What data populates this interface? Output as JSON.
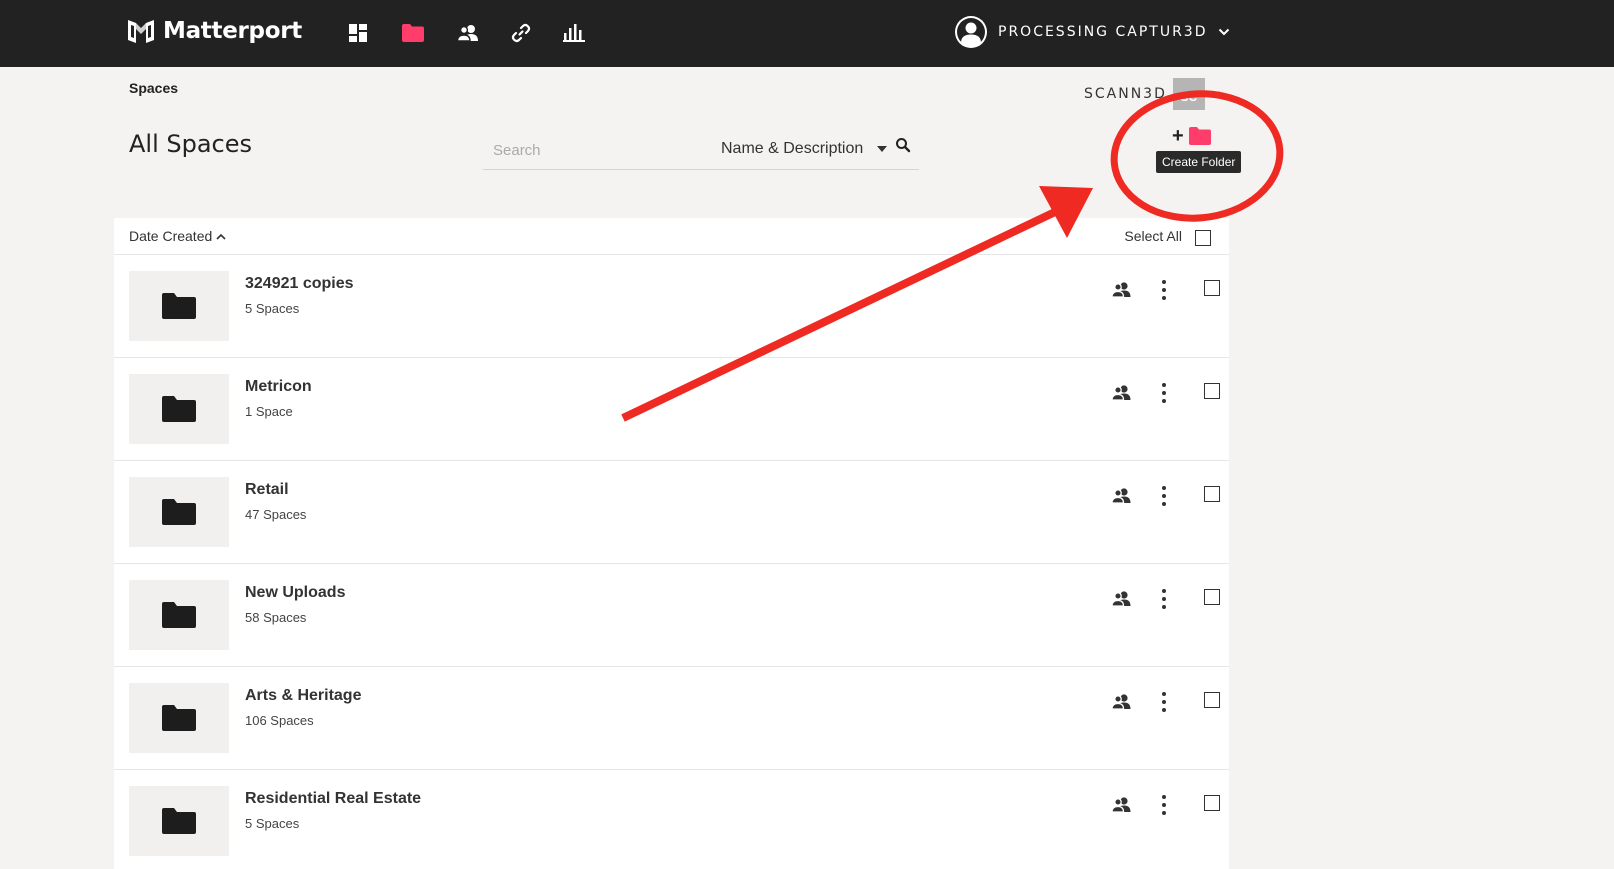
{
  "app": {
    "brand": "Matterport",
    "account_name": "PROCESSING CAPTUR3D",
    "nav": [
      {
        "icon": "dashboard-icon",
        "active": false
      },
      {
        "icon": "folder-icon",
        "active": true
      },
      {
        "icon": "users-icon",
        "active": false
      },
      {
        "icon": "link-icon",
        "active": false
      },
      {
        "icon": "analytics-icon",
        "active": false
      }
    ],
    "accent_color": "#ff3d6a"
  },
  "header": {
    "breadcrumb": "Spaces",
    "title": "All Spaces",
    "org_name": "SCANN3D",
    "org_initials": "SC"
  },
  "search": {
    "placeholder": "Search",
    "value": "",
    "filter_selected": "Name & Description"
  },
  "create_folder": {
    "tooltip": "Create Folder"
  },
  "list": {
    "sort_label": "Date Created",
    "select_all_label": "Select All",
    "rows": [
      {
        "title": "324921 copies",
        "subtitle": "5 Spaces"
      },
      {
        "title": "Metricon",
        "subtitle": "1 Space"
      },
      {
        "title": "Retail",
        "subtitle": "47 Spaces"
      },
      {
        "title": "New Uploads",
        "subtitle": "58 Spaces"
      },
      {
        "title": "Arts & Heritage",
        "subtitle": "106 Spaces"
      },
      {
        "title": "Residential Real Estate",
        "subtitle": "5 Spaces"
      }
    ]
  },
  "annotation": {
    "color": "#ee2a22",
    "shapes": [
      "ellipse",
      "arrow"
    ]
  }
}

**Task directions:** Print out the lines exactly, skipping any picture.

**The reply:**
What data populates this interface? Output as JSON.
{
  "app": {
    "brand": "Matterport",
    "account_name": "PROCESSING CAPTUR3D",
    "nav": [
      {
        "icon": "dashboard-icon",
        "active": false
      },
      {
        "icon": "folder-icon",
        "active": true
      },
      {
        "icon": "users-icon",
        "active": false
      },
      {
        "icon": "link-icon",
        "active": false
      },
      {
        "icon": "analytics-icon",
        "active": false
      }
    ],
    "accent_color": "#ff3d6a"
  },
  "header": {
    "breadcrumb": "Spaces",
    "title": "All Spaces",
    "org_name": "SCANN3D",
    "org_initials": "SC"
  },
  "search": {
    "placeholder": "Search",
    "value": "",
    "filter_selected": "Name & Description"
  },
  "create_folder": {
    "tooltip": "Create Folder"
  },
  "list": {
    "sort_label": "Date Created",
    "select_all_label": "Select All",
    "rows": [
      {
        "title": "324921 copies",
        "subtitle": "5 Spaces"
      },
      {
        "title": "Metricon",
        "subtitle": "1 Space"
      },
      {
        "title": "Retail",
        "subtitle": "47 Spaces"
      },
      {
        "title": "New Uploads",
        "subtitle": "58 Spaces"
      },
      {
        "title": "Arts & Heritage",
        "subtitle": "106 Spaces"
      },
      {
        "title": "Residential Real Estate",
        "subtitle": "5 Spaces"
      }
    ]
  },
  "annotation": {
    "color": "#ee2a22",
    "shapes": [
      "ellipse",
      "arrow"
    ]
  }
}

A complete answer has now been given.